### What the exercise asks
Which lines of the records contain "search"? Collect every one of them.

Entries with figure data
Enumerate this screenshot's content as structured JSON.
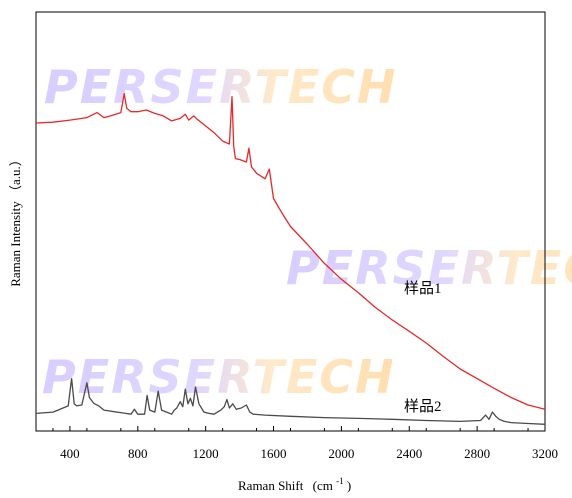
{
  "chart_data": {
    "type": "line",
    "title": "",
    "xlabel": "Raman Shift",
    "xlabel_unit": "(cm",
    "xlabel_sup": "-1",
    "xlabel_close": ")",
    "ylabel": "Raman Intensity （a.u.）",
    "xlim": [
      200,
      3200
    ],
    "ylim": [
      0,
      100
    ],
    "xticks": [
      400,
      800,
      1200,
      1600,
      2000,
      2400,
      2800,
      3200
    ],
    "yticks_shown": false,
    "grid": false,
    "legend": "none",
    "watermark": "PERSERTECH",
    "series": [
      {
        "name": "样品1",
        "color": "#e8282a",
        "x": [
          200,
          300,
          400,
          500,
          560,
          600,
          640,
          700,
          720,
          735,
          760,
          800,
          850,
          900,
          950,
          1000,
          1050,
          1080,
          1100,
          1130,
          1150,
          1200,
          1250,
          1300,
          1340,
          1355,
          1365,
          1375,
          1400,
          1440,
          1455,
          1470,
          1500,
          1550,
          1575,
          1600,
          1650,
          1700,
          1800,
          1900,
          2000,
          2100,
          2200,
          2300,
          2400,
          2500,
          2600,
          2700,
          2800,
          2900,
          3000,
          3100,
          3200
        ],
        "y": [
          73.5,
          73.7,
          74.2,
          74.8,
          76.0,
          74.8,
          75.2,
          76.0,
          80.5,
          77.0,
          76.2,
          76.2,
          76.6,
          75.8,
          75.2,
          74.0,
          74.6,
          75.6,
          74.2,
          75.2,
          74.4,
          72.8,
          71.2,
          69.2,
          68.5,
          79.8,
          68.0,
          65.0,
          64.8,
          64.2,
          67.5,
          63.0,
          61.5,
          60.2,
          62.5,
          55.5,
          52.0,
          48.8,
          44.5,
          40.0,
          36.2,
          33.0,
          29.5,
          26.5,
          23.8,
          21.0,
          17.8,
          14.8,
          12.5,
          10.2,
          8.0,
          6.2,
          5.2
        ]
      },
      {
        "name": "样品2",
        "color": "#4a4a4a",
        "x": [
          200,
          300,
          360,
          390,
          410,
          425,
          440,
          470,
          500,
          515,
          540,
          570,
          600,
          630,
          660,
          700,
          760,
          780,
          800,
          840,
          855,
          870,
          900,
          920,
          940,
          970,
          1000,
          1015,
          1030,
          1050,
          1065,
          1080,
          1095,
          1110,
          1125,
          1140,
          1160,
          1190,
          1220,
          1250,
          1270,
          1290,
          1310,
          1325,
          1340,
          1360,
          1380,
          1410,
          1440,
          1460,
          1480,
          1550,
          1700,
          1900,
          2100,
          2300,
          2500,
          2700,
          2820,
          2850,
          2870,
          2890,
          2910,
          2930,
          2960,
          3000,
          3100,
          3200
        ],
        "y": [
          4.2,
          4.5,
          5.5,
          6.0,
          12.5,
          6.5,
          6.0,
          6.2,
          11.5,
          8.0,
          6.6,
          6.0,
          5.0,
          4.8,
          4.6,
          4.4,
          4.0,
          5.2,
          4.0,
          4.0,
          8.5,
          5.0,
          4.5,
          9.5,
          5.0,
          4.5,
          4.0,
          5.0,
          5.5,
          7.0,
          5.8,
          10.0,
          6.5,
          7.8,
          6.0,
          10.5,
          6.5,
          4.5,
          4.2,
          4.0,
          4.5,
          5.0,
          5.8,
          7.5,
          5.5,
          6.5,
          5.2,
          5.5,
          6.2,
          4.5,
          4.0,
          3.8,
          3.5,
          3.2,
          3.0,
          2.8,
          2.5,
          2.3,
          2.5,
          3.8,
          2.8,
          4.5,
          3.5,
          2.8,
          2.3,
          2.0,
          1.8,
          1.6
        ]
      }
    ]
  }
}
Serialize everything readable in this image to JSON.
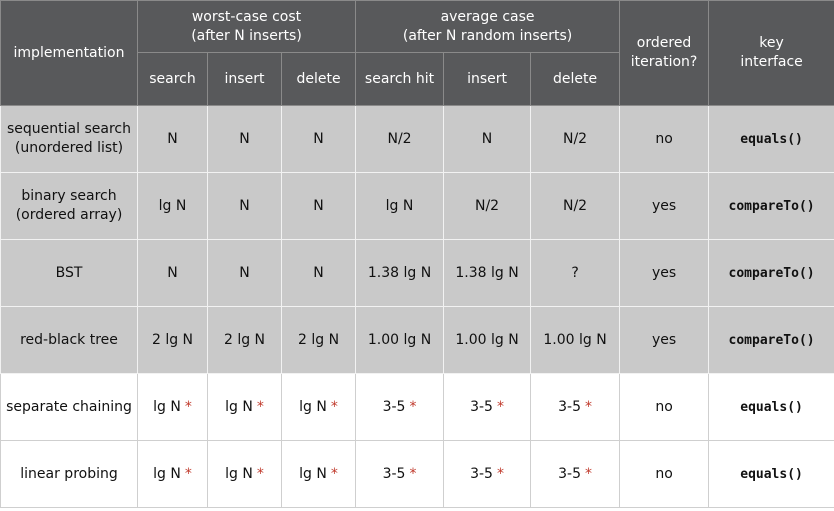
{
  "header": {
    "implementation": "implementation",
    "groups": [
      {
        "lines": [
          "worst-case cost",
          "(after N inserts)"
        ],
        "columns": [
          "search",
          "insert",
          "delete"
        ]
      },
      {
        "lines": [
          "average case",
          "(after N random inserts)"
        ],
        "columns": [
          "search hit",
          "insert",
          "delete"
        ]
      }
    ],
    "ordered": [
      "ordered",
      "iteration?"
    ],
    "key": [
      "key",
      "interface"
    ]
  },
  "rows": [
    {
      "name": [
        "sequential search",
        "(unordered list)"
      ],
      "cells": [
        [
          "N"
        ],
        [
          "N"
        ],
        [
          "N"
        ],
        [
          "N/2"
        ],
        [
          "N"
        ],
        [
          "N/2"
        ]
      ],
      "ordered": "no",
      "key": "equals()"
    },
    {
      "name": [
        "binary search",
        "(ordered array)"
      ],
      "cells": [
        [
          "lg N"
        ],
        [
          "N"
        ],
        [
          "N"
        ],
        [
          "lg N"
        ],
        [
          "N/2"
        ],
        [
          "N/2"
        ]
      ],
      "ordered": "yes",
      "key": "compareTo()"
    },
    {
      "name": [
        "BST"
      ],
      "cells": [
        [
          "N"
        ],
        [
          "N"
        ],
        [
          "N"
        ],
        [
          "1.38 lg N"
        ],
        [
          "1.38 lg N"
        ],
        [
          "?"
        ]
      ],
      "ordered": "yes",
      "key": "compareTo()"
    },
    {
      "name": [
        "red-black tree"
      ],
      "cells": [
        [
          "2 lg N"
        ],
        [
          "2 lg N"
        ],
        [
          "2 lg N"
        ],
        [
          "1.00 lg N"
        ],
        [
          "1.00 lg N"
        ],
        [
          "1.00 lg N"
        ]
      ],
      "ordered": "yes",
      "key": "compareTo()"
    },
    {
      "name": [
        "separate chaining"
      ],
      "cells": [
        [
          "lg N",
          "*"
        ],
        [
          "lg N",
          "*"
        ],
        [
          "lg N",
          "*"
        ],
        [
          "3-5",
          "*"
        ],
        [
          "3-5",
          "*"
        ],
        [
          "3-5",
          "*"
        ]
      ],
      "ordered": "no",
      "key": "equals()"
    },
    {
      "name": [
        "linear probing"
      ],
      "cells": [
        [
          "lg N",
          "*"
        ],
        [
          "lg N",
          "*"
        ],
        [
          "lg N",
          "*"
        ],
        [
          "3-5",
          "*"
        ],
        [
          "3-5",
          "*"
        ],
        [
          "3-5",
          "*"
        ]
      ],
      "ordered": "no",
      "key": "equals()"
    }
  ]
}
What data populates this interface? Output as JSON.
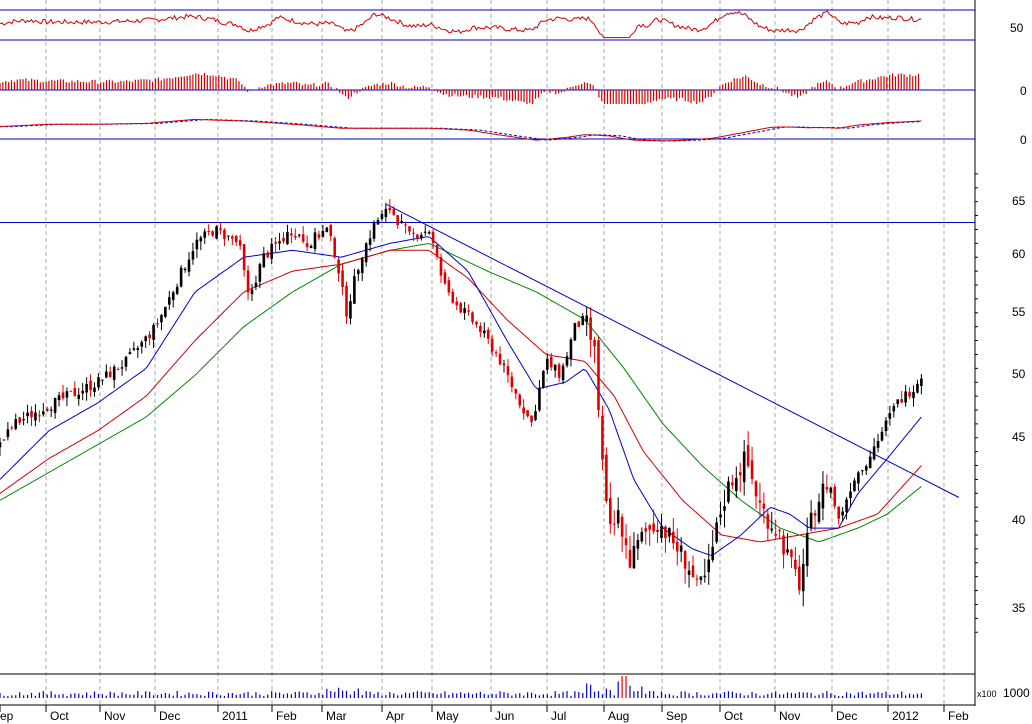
{
  "chart_data": {
    "type": "candlestick",
    "panels": {
      "rsi": {
        "ylabels": [
          "50"
        ],
        "ref_levels": [
          60,
          40
        ],
        "ylim": [
          25,
          75
        ]
      },
      "histogram": {
        "ylabels": [
          "0"
        ]
      },
      "oscillator": {
        "ylabels": [
          "0"
        ]
      },
      "price": {
        "ylabels": [
          "65",
          "60",
          "55",
          "50",
          "45",
          "40",
          "35"
        ],
        "ylim": [
          31,
          67
        ],
        "resistance_level": 62.5,
        "trendline": [
          [
            0.3965,
            63.8
          ],
          [
            0.9835,
            42.7
          ]
        ]
      },
      "volume": {
        "ylabels": [
          "1000"
        ],
        "unit_label": "x100"
      }
    },
    "months": [
      "ep",
      "Oct",
      "Nov",
      "Dec",
      "2011",
      "Feb",
      "Mar",
      "Apr",
      "May",
      "Jun",
      "Jul",
      "Aug",
      "Sep",
      "Oct",
      "Nov",
      "Dec",
      "2012",
      "Feb"
    ],
    "price_keypoints": [
      [
        0.0,
        46.5
      ],
      [
        0.015,
        48.0
      ],
      [
        0.04,
        49.0
      ],
      [
        0.07,
        50.0
      ],
      [
        0.1,
        51.0
      ],
      [
        0.13,
        52.5
      ],
      [
        0.16,
        55.0
      ],
      [
        0.18,
        58.0
      ],
      [
        0.2,
        61.0
      ],
      [
        0.22,
        62.0
      ],
      [
        0.245,
        61.0
      ],
      [
        0.255,
        57.0
      ],
      [
        0.27,
        60.0
      ],
      [
        0.3,
        62.0
      ],
      [
        0.315,
        61.0
      ],
      [
        0.335,
        62.0
      ],
      [
        0.345,
        60.0
      ],
      [
        0.355,
        56.0
      ],
      [
        0.37,
        60.0
      ],
      [
        0.385,
        62.5
      ],
      [
        0.4,
        63.5
      ],
      [
        0.42,
        61.5
      ],
      [
        0.44,
        62.0
      ],
      [
        0.455,
        58.0
      ],
      [
        0.47,
        56.5
      ],
      [
        0.49,
        55.0
      ],
      [
        0.51,
        53.0
      ],
      [
        0.53,
        50.0
      ],
      [
        0.545,
        48.0
      ],
      [
        0.56,
        52.5
      ],
      [
        0.575,
        51.5
      ],
      [
        0.59,
        55.0
      ],
      [
        0.6,
        55.5
      ],
      [
        0.61,
        53.0
      ],
      [
        0.62,
        43.0
      ],
      [
        0.625,
        40.0
      ],
      [
        0.635,
        41.5
      ],
      [
        0.645,
        38.0
      ],
      [
        0.66,
        40.0
      ],
      [
        0.675,
        41.0
      ],
      [
        0.69,
        39.5
      ],
      [
        0.705,
        38.0
      ],
      [
        0.715,
        36.0
      ],
      [
        0.725,
        37.0
      ],
      [
        0.74,
        42.0
      ],
      [
        0.75,
        44.0
      ],
      [
        0.765,
        45.5
      ],
      [
        0.78,
        42.0
      ],
      [
        0.79,
        41.0
      ],
      [
        0.8,
        40.0
      ],
      [
        0.81,
        38.0
      ],
      [
        0.82,
        36.5
      ],
      [
        0.835,
        42.0
      ],
      [
        0.85,
        44.0
      ],
      [
        0.86,
        41.0
      ],
      [
        0.875,
        44.0
      ],
      [
        0.89,
        45.5
      ],
      [
        0.905,
        47.5
      ],
      [
        0.92,
        49.5
      ],
      [
        0.935,
        50.5
      ],
      [
        0.945,
        51.5
      ]
    ],
    "ma_keypoints": {
      "blue": [
        [
          0.0,
          44.0
        ],
        [
          0.05,
          47.5
        ],
        [
          0.1,
          49.5
        ],
        [
          0.15,
          52.0
        ],
        [
          0.2,
          57.5
        ],
        [
          0.25,
          60.0
        ],
        [
          0.3,
          60.5
        ],
        [
          0.35,
          60.0
        ],
        [
          0.4,
          61.0
        ],
        [
          0.44,
          61.5
        ],
        [
          0.48,
          59.0
        ],
        [
          0.52,
          54.0
        ],
        [
          0.55,
          50.5
        ],
        [
          0.58,
          51.0
        ],
        [
          0.6,
          52.0
        ],
        [
          0.625,
          49.0
        ],
        [
          0.65,
          44.0
        ],
        [
          0.68,
          40.5
        ],
        [
          0.71,
          39.0
        ],
        [
          0.73,
          38.5
        ],
        [
          0.76,
          40.0
        ],
        [
          0.79,
          42.0
        ],
        [
          0.81,
          41.5
        ],
        [
          0.83,
          40.5
        ],
        [
          0.86,
          40.5
        ],
        [
          0.88,
          43.0
        ],
        [
          0.91,
          45.5
        ],
        [
          0.945,
          48.5
        ]
      ],
      "red": [
        [
          0.0,
          43.0
        ],
        [
          0.05,
          45.5
        ],
        [
          0.1,
          47.5
        ],
        [
          0.15,
          50.0
        ],
        [
          0.2,
          54.0
        ],
        [
          0.25,
          57.5
        ],
        [
          0.3,
          59.0
        ],
        [
          0.35,
          59.5
        ],
        [
          0.4,
          60.5
        ],
        [
          0.44,
          60.5
        ],
        [
          0.48,
          58.5
        ],
        [
          0.52,
          55.5
        ],
        [
          0.56,
          53.0
        ],
        [
          0.6,
          52.5
        ],
        [
          0.63,
          50.0
        ],
        [
          0.66,
          46.0
        ],
        [
          0.7,
          42.5
        ],
        [
          0.74,
          40.0
        ],
        [
          0.78,
          39.5
        ],
        [
          0.82,
          40.0
        ],
        [
          0.86,
          40.5
        ],
        [
          0.9,
          41.5
        ],
        [
          0.945,
          45.0
        ]
      ],
      "green": [
        [
          0.0,
          42.5
        ],
        [
          0.05,
          44.5
        ],
        [
          0.1,
          46.5
        ],
        [
          0.15,
          48.5
        ],
        [
          0.2,
          51.5
        ],
        [
          0.25,
          55.0
        ],
        [
          0.3,
          57.5
        ],
        [
          0.35,
          59.5
        ],
        [
          0.4,
          60.5
        ],
        [
          0.44,
          61.0
        ],
        [
          0.5,
          59.0
        ],
        [
          0.55,
          57.5
        ],
        [
          0.6,
          55.5
        ],
        [
          0.64,
          52.0
        ],
        [
          0.68,
          48.0
        ],
        [
          0.72,
          45.0
        ],
        [
          0.76,
          42.5
        ],
        [
          0.8,
          40.5
        ],
        [
          0.84,
          39.5
        ],
        [
          0.88,
          40.5
        ],
        [
          0.91,
          41.5
        ],
        [
          0.945,
          43.5
        ]
      ]
    },
    "colors": {
      "grid_month": "#a8a8a8",
      "ref_line": "#0000c8",
      "candle": "#000000",
      "candle_down": "#e00000",
      "ma_blue": "#0000cc",
      "ma_red": "#d00000",
      "ma_green": "#008800",
      "rsi": "#d00000",
      "hist": "#d00000",
      "osc_solid": "#d00000",
      "osc_dash": "#0000cc",
      "volume": "#0000cc",
      "volume_tall": "#e00000",
      "axis": "#000000"
    }
  }
}
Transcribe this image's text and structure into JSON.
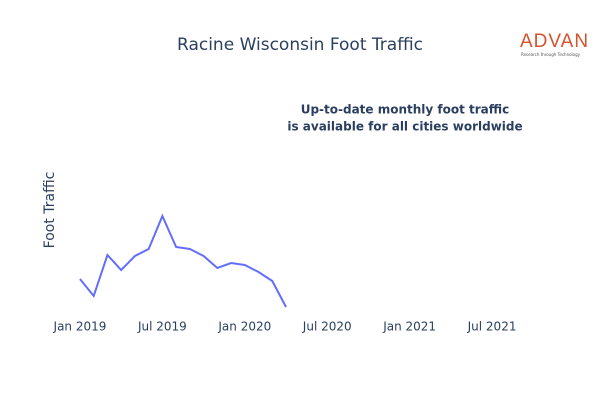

### Written response
          "search",
          "search hit",
        "sequential search",
        "binary search",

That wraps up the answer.